━━━ Data provided ━━━
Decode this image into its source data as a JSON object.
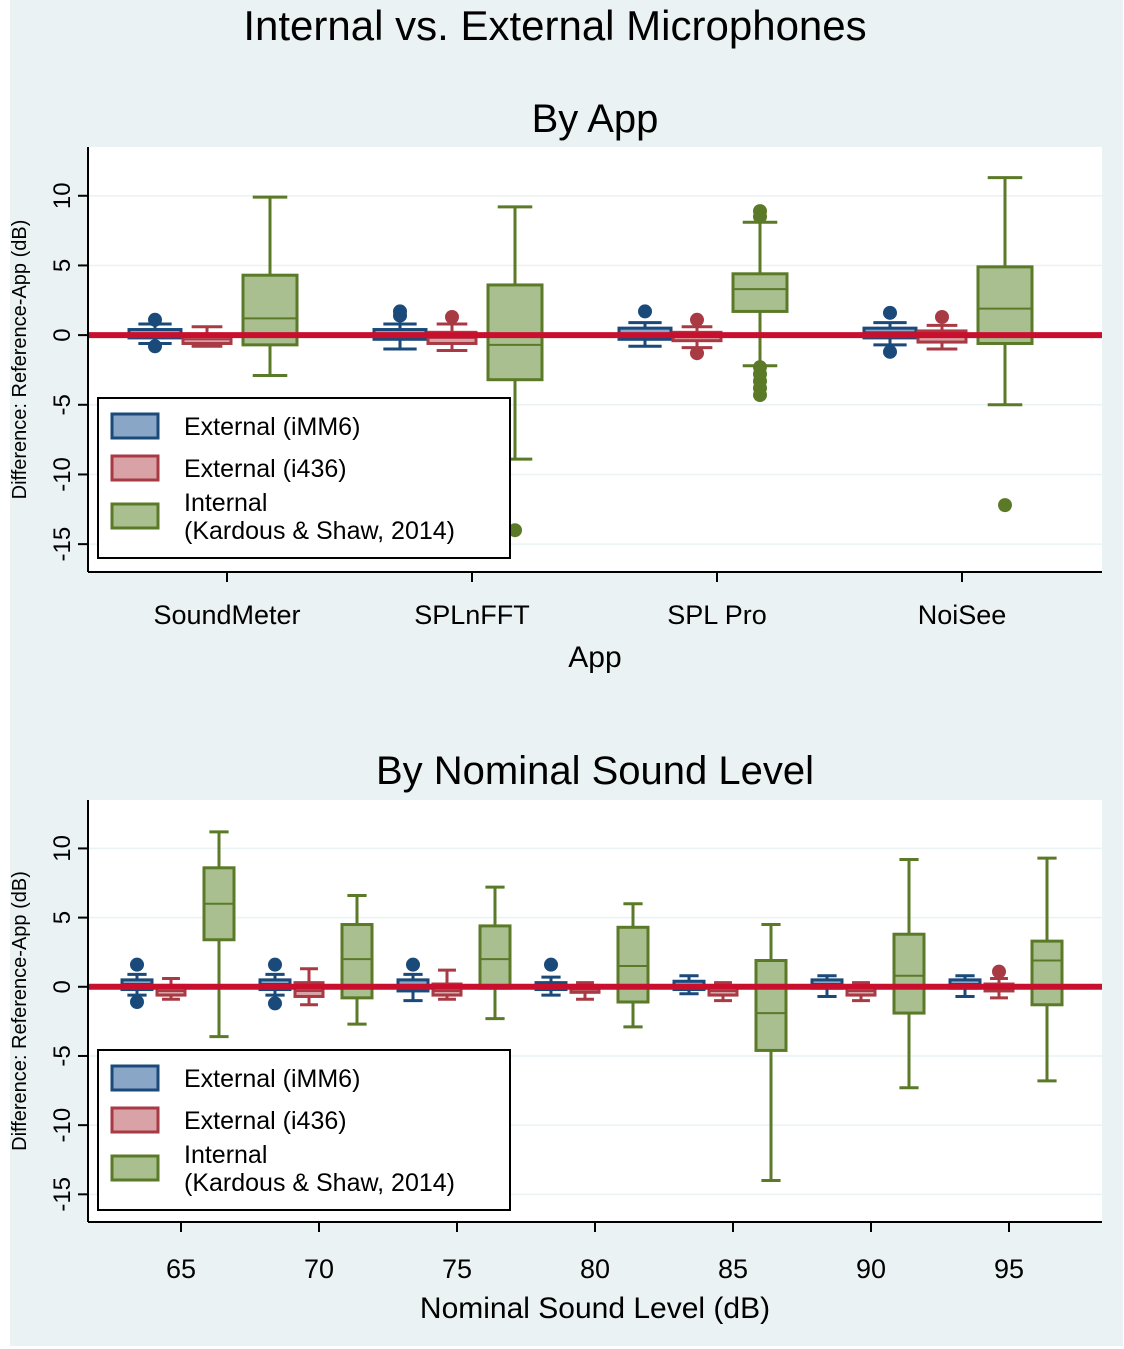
{
  "figure": {
    "title": "Internal vs. External Microphones",
    "colors": {
      "external_imm6": "#1a4a7a",
      "external_imm6_fill": "#8aa6c6",
      "external_i436": "#a83a44",
      "external_i436_fill": "#d8a2a6",
      "internal": "#5b7a28",
      "internal_fill": "#a9bf8f",
      "reference_line": "#c8102e",
      "background": "#eaf2f3"
    }
  },
  "chart_data": [
    {
      "type": "boxplot",
      "title": "By App",
      "xlabel": "App",
      "ylabel": "Difference: Reference-App (dB)",
      "ylim": [
        -17,
        13.5
      ],
      "yticks": [
        10,
        5,
        0,
        -5,
        -10,
        -15
      ],
      "ytick_labels": [
        "10",
        "5",
        "0",
        "-5",
        "-10",
        "-15"
      ],
      "categories": [
        "SoundMeter",
        "SPLnFFT",
        "SPL Pro",
        "NoiSee"
      ],
      "legend": {
        "position": "bottom-left",
        "entries": [
          "External (iMM6)",
          "External (i436)",
          "Internal",
          "(Kardous & Shaw, 2014)"
        ]
      },
      "series": [
        {
          "name": "External (iMM6)",
          "boxes": [
            {
              "whislo": -0.6,
              "q1": -0.2,
              "med": 0.1,
              "q3": 0.4,
              "whishi": 0.8,
              "fliers": [
                1.1,
                -0.8
              ]
            },
            {
              "whislo": -1.0,
              "q1": -0.3,
              "med": 0.0,
              "q3": 0.4,
              "whishi": 0.8,
              "fliers": [
                1.7,
                1.4
              ]
            },
            {
              "whislo": -0.8,
              "q1": -0.3,
              "med": 0.1,
              "q3": 0.5,
              "whishi": 0.9,
              "fliers": [
                1.7
              ]
            },
            {
              "whislo": -0.7,
              "q1": -0.2,
              "med": 0.2,
              "q3": 0.5,
              "whishi": 0.9,
              "fliers": [
                1.6,
                -1.2
              ]
            }
          ]
        },
        {
          "name": "External (i436)",
          "boxes": [
            {
              "whislo": -0.8,
              "q1": -0.6,
              "med": -0.3,
              "q3": 0.0,
              "whishi": 0.6,
              "fliers": []
            },
            {
              "whislo": -1.1,
              "q1": -0.6,
              "med": -0.2,
              "q3": 0.2,
              "whishi": 0.8,
              "fliers": [
                1.3
              ]
            },
            {
              "whislo": -0.9,
              "q1": -0.4,
              "med": -0.1,
              "q3": 0.2,
              "whishi": 0.6,
              "fliers": [
                1.1,
                -1.3
              ]
            },
            {
              "whislo": -1.0,
              "q1": -0.5,
              "med": -0.1,
              "q3": 0.3,
              "whishi": 0.7,
              "fliers": [
                1.3
              ]
            }
          ]
        },
        {
          "name": "Internal",
          "boxes": [
            {
              "whislo": -2.9,
              "q1": -0.7,
              "med": 1.2,
              "q3": 4.3,
              "whishi": 9.9,
              "fliers": []
            },
            {
              "whislo": -8.9,
              "q1": -3.2,
              "med": -0.7,
              "q3": 3.6,
              "whishi": 9.2,
              "fliers": [
                -14.0
              ]
            },
            {
              "whislo": -2.2,
              "q1": 1.7,
              "med": 3.3,
              "q3": 4.4,
              "whishi": 8.1,
              "fliers": [
                8.9,
                8.5,
                -2.3,
                -2.8,
                -3.3,
                -3.8,
                -4.3
              ]
            },
            {
              "whislo": -5.0,
              "q1": -0.6,
              "med": 1.9,
              "q3": 4.9,
              "whishi": 11.3,
              "fliers": [
                -12.2
              ]
            }
          ]
        }
      ]
    },
    {
      "type": "boxplot",
      "title": "By Nominal Sound Level",
      "xlabel": "Nominal Sound Level (dB)",
      "ylabel": "Difference: Reference-App (dB)",
      "ylim": [
        -17,
        13.5
      ],
      "yticks": [
        10,
        5,
        0,
        -5,
        -10,
        -15
      ],
      "ytick_labels": [
        "10",
        "5",
        "0",
        "-5",
        "-10",
        "-15"
      ],
      "categories": [
        "65",
        "70",
        "75",
        "80",
        "85",
        "90",
        "95"
      ],
      "legend": {
        "position": "bottom-left",
        "entries": [
          "External (iMM6)",
          "External (i436)",
          "Internal",
          "(Kardous & Shaw, 2014)"
        ]
      },
      "series": [
        {
          "name": "External (iMM6)",
          "boxes": [
            {
              "whislo": -0.6,
              "q1": -0.2,
              "med": 0.2,
              "q3": 0.5,
              "whishi": 0.9,
              "fliers": [
                1.6,
                -1.1
              ]
            },
            {
              "whislo": -0.6,
              "q1": -0.2,
              "med": 0.2,
              "q3": 0.5,
              "whishi": 0.9,
              "fliers": [
                1.6,
                -1.2
              ]
            },
            {
              "whislo": -1.0,
              "q1": -0.3,
              "med": 0.1,
              "q3": 0.5,
              "whishi": 0.9,
              "fliers": [
                1.6
              ]
            },
            {
              "whislo": -0.6,
              "q1": -0.2,
              "med": 0.1,
              "q3": 0.3,
              "whishi": 0.7,
              "fliers": [
                1.6
              ]
            },
            {
              "whislo": -0.5,
              "q1": -0.2,
              "med": 0.1,
              "q3": 0.4,
              "whishi": 0.8,
              "fliers": []
            },
            {
              "whislo": -0.7,
              "q1": -0.1,
              "med": 0.2,
              "q3": 0.5,
              "whishi": 0.8,
              "fliers": []
            },
            {
              "whislo": -0.7,
              "q1": -0.1,
              "med": 0.2,
              "q3": 0.5,
              "whishi": 0.8,
              "fliers": []
            }
          ]
        },
        {
          "name": "External (i436)",
          "boxes": [
            {
              "whislo": -0.9,
              "q1": -0.6,
              "med": -0.3,
              "q3": 0.1,
              "whishi": 0.6,
              "fliers": []
            },
            {
              "whislo": -1.3,
              "q1": -0.7,
              "med": -0.3,
              "q3": 0.3,
              "whishi": 1.3,
              "fliers": []
            },
            {
              "whislo": -0.9,
              "q1": -0.6,
              "med": -0.3,
              "q3": 0.2,
              "whishi": 1.2,
              "fliers": []
            },
            {
              "whislo": -0.9,
              "q1": -0.4,
              "med": -0.2,
              "q3": 0.1,
              "whishi": 0.3,
              "fliers": []
            },
            {
              "whislo": -1.0,
              "q1": -0.6,
              "med": -0.3,
              "q3": 0.0,
              "whishi": 0.3,
              "fliers": []
            },
            {
              "whislo": -1.0,
              "q1": -0.6,
              "med": -0.3,
              "q3": 0.0,
              "whishi": 0.3,
              "fliers": []
            },
            {
              "whislo": -0.8,
              "q1": -0.3,
              "med": 0.0,
              "q3": 0.2,
              "whishi": 0.6,
              "fliers": [
                1.1
              ]
            }
          ]
        },
        {
          "name": "Internal",
          "boxes": [
            {
              "whislo": -3.6,
              "q1": 3.4,
              "med": 6.0,
              "q3": 8.6,
              "whishi": 11.2,
              "fliers": []
            },
            {
              "whislo": -2.7,
              "q1": -0.8,
              "med": 2.0,
              "q3": 4.5,
              "whishi": 6.6,
              "fliers": []
            },
            {
              "whislo": -2.3,
              "q1": -0.1,
              "med": 2.0,
              "q3": 4.4,
              "whishi": 7.2,
              "fliers": []
            },
            {
              "whislo": -2.9,
              "q1": -1.1,
              "med": 1.5,
              "q3": 4.3,
              "whishi": 6.0,
              "fliers": []
            },
            {
              "whislo": -14.0,
              "q1": -4.6,
              "med": -1.9,
              "q3": 1.9,
              "whishi": 4.5,
              "fliers": []
            },
            {
              "whislo": -7.3,
              "q1": -1.9,
              "med": 0.8,
              "q3": 3.8,
              "whishi": 9.2,
              "fliers": []
            },
            {
              "whislo": -6.8,
              "q1": -1.3,
              "med": 1.9,
              "q3": 3.3,
              "whishi": 9.3,
              "fliers": []
            }
          ]
        }
      ]
    }
  ]
}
━━━
> _Exercise details_
Reply with one number only: how many lines of the listing hold "Level"?

> _Finished answer_
2